▶ [PROBLEM DESCRIPTION]:
Pick out all lines with the word "urządzenia" from the records that follow.

========================================

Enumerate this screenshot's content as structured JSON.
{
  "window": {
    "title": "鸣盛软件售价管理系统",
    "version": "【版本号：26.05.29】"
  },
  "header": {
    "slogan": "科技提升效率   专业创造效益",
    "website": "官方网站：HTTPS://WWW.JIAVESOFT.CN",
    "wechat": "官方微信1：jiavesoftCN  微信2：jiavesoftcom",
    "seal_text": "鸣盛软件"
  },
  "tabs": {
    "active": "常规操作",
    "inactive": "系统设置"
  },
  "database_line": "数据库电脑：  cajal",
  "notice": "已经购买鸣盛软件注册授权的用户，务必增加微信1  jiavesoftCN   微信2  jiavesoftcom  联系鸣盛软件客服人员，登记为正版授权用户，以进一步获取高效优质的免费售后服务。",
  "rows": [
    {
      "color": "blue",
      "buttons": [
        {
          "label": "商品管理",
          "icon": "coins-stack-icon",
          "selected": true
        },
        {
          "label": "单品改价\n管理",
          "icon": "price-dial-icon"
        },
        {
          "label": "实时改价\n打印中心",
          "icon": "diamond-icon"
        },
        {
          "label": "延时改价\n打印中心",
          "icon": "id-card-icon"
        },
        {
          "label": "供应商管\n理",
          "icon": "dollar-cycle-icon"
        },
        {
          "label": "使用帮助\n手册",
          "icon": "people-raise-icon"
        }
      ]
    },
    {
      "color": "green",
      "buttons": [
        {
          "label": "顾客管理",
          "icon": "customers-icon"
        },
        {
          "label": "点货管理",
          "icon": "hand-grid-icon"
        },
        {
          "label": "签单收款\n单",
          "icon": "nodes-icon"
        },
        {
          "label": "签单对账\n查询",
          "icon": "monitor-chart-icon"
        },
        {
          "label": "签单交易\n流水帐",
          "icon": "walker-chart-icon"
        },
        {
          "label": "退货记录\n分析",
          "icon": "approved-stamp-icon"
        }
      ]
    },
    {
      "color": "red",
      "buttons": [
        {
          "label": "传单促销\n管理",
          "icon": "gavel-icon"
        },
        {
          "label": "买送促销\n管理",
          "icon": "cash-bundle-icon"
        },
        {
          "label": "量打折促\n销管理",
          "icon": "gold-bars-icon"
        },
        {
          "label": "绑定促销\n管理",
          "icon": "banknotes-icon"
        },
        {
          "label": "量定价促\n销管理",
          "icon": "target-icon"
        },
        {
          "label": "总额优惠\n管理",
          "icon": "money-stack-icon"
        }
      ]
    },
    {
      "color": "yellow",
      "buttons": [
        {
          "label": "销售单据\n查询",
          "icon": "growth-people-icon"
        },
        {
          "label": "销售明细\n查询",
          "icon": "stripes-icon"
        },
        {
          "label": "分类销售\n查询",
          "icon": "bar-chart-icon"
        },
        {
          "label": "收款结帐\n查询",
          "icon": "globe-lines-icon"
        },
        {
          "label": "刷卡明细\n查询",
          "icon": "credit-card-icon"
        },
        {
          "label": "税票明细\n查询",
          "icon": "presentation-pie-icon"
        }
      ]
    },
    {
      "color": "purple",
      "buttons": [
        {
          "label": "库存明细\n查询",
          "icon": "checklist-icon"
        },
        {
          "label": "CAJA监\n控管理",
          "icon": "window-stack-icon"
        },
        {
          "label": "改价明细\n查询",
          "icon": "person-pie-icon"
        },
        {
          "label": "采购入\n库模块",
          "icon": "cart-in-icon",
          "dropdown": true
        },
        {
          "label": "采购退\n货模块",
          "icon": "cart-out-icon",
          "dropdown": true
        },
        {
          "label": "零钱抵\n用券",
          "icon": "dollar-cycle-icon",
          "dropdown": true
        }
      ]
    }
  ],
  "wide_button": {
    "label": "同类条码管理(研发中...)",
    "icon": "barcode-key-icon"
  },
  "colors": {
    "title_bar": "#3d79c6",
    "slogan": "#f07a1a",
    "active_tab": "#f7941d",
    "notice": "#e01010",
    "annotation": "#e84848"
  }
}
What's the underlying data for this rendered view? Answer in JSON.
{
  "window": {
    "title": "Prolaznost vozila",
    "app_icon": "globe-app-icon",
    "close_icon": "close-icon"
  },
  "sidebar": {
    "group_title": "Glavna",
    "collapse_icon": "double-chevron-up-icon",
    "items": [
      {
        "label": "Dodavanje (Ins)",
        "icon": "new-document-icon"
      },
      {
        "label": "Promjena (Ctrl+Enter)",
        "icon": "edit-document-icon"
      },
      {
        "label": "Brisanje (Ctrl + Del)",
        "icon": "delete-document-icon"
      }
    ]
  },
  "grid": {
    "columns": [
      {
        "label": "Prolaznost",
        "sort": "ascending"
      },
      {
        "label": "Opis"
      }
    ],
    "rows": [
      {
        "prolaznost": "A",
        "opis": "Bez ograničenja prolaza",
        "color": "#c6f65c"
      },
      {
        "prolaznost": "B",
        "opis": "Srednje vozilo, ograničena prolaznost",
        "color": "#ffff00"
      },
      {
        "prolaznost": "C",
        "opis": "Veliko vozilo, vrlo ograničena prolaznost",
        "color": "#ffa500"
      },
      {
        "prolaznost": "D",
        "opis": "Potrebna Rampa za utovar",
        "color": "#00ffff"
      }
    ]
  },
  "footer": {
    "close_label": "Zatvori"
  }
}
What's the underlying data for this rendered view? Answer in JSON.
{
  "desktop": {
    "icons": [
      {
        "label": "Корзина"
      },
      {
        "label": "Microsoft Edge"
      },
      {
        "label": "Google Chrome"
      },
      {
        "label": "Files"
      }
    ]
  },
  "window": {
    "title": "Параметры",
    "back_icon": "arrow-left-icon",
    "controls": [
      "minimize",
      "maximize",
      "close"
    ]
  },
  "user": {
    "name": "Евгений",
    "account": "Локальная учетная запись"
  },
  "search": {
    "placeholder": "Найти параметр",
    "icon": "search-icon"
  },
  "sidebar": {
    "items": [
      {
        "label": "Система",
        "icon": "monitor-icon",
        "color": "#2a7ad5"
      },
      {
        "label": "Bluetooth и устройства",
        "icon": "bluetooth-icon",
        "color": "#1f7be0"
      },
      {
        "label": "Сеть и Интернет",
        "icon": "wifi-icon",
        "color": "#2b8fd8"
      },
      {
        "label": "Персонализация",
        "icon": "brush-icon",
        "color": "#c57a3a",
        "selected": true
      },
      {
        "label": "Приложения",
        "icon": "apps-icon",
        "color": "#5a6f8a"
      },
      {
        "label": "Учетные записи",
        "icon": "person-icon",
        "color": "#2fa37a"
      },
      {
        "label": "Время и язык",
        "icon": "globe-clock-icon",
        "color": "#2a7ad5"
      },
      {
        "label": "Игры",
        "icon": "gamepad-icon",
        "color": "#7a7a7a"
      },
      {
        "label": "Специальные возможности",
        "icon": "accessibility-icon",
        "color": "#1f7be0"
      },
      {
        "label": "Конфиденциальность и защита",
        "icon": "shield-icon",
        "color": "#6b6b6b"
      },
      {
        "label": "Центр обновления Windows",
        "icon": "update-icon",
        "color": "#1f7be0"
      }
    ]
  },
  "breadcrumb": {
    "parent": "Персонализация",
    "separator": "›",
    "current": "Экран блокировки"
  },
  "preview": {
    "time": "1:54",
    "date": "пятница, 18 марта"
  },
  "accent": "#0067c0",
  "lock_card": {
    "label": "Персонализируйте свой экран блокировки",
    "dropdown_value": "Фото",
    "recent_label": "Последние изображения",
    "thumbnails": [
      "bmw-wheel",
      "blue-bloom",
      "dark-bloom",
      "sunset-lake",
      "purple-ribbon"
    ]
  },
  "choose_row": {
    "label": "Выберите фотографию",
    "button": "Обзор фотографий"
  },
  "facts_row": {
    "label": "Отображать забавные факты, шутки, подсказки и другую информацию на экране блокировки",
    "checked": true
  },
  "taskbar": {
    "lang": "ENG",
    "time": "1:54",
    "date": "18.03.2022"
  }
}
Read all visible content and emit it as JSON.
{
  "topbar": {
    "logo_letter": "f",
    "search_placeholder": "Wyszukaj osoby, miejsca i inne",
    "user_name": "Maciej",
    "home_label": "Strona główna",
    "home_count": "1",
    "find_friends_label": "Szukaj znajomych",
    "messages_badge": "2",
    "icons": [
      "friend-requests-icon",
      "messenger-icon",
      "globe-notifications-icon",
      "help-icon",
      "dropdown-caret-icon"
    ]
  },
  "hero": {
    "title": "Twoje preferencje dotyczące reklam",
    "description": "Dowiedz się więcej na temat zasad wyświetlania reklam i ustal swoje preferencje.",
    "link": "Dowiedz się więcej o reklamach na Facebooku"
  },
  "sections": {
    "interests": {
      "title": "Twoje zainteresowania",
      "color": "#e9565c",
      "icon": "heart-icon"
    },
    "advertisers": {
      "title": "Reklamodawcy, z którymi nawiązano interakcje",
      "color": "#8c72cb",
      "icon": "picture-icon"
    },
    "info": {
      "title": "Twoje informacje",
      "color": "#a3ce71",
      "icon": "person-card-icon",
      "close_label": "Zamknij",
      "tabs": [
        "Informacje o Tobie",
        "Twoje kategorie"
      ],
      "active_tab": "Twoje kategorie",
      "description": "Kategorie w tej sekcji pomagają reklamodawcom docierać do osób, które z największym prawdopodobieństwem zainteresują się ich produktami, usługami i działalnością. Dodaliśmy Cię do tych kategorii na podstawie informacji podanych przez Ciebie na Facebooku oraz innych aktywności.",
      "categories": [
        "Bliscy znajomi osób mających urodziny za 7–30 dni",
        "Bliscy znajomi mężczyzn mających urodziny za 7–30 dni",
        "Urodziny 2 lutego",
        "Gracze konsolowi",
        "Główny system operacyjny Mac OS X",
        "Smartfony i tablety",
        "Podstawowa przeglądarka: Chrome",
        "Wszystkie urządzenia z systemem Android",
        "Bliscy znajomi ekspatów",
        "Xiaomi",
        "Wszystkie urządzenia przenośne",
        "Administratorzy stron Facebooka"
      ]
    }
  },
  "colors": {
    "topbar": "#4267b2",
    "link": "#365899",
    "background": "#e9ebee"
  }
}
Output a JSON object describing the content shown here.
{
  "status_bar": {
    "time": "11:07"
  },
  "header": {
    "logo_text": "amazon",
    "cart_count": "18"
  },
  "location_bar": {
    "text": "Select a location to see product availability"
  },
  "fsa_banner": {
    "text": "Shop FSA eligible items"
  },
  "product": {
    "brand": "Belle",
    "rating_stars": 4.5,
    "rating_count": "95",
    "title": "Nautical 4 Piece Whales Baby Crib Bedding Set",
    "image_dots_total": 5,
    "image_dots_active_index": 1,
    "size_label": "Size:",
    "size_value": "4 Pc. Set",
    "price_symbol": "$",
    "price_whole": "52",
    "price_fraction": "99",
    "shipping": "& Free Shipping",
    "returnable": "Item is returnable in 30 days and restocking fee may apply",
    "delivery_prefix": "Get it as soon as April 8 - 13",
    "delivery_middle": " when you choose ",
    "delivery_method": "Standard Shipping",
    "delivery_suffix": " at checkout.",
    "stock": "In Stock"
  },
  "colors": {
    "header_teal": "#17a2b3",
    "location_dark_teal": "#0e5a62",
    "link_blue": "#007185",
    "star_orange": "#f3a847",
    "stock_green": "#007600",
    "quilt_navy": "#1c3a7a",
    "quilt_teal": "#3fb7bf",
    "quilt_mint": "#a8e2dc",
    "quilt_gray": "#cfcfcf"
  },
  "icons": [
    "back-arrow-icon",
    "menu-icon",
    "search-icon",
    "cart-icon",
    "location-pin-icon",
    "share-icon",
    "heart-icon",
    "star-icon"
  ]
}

========================================

▶ [WRITTEN SOLUTION]:
        "Wszystkie urządzenia z systemem Android",
        "Wszystkie urządzenia przenośne",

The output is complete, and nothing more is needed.